§ Data in this exercise:

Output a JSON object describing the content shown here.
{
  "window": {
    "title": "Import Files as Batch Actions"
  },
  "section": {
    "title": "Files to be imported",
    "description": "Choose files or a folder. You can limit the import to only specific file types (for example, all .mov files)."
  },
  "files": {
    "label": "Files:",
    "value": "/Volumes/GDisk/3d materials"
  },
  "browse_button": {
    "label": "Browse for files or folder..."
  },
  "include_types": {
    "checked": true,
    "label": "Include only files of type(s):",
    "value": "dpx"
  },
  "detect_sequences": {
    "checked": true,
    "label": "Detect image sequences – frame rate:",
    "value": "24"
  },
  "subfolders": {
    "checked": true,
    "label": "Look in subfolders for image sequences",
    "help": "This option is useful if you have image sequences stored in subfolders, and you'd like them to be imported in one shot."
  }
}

§ Stated problem: List each line holding the string "only".

§ Response to this exercise:
    "description": "Choose files or a folder. You can limit the import to only specific file types (for example, all .mov files)."
    "label": "Include only files of type(s):",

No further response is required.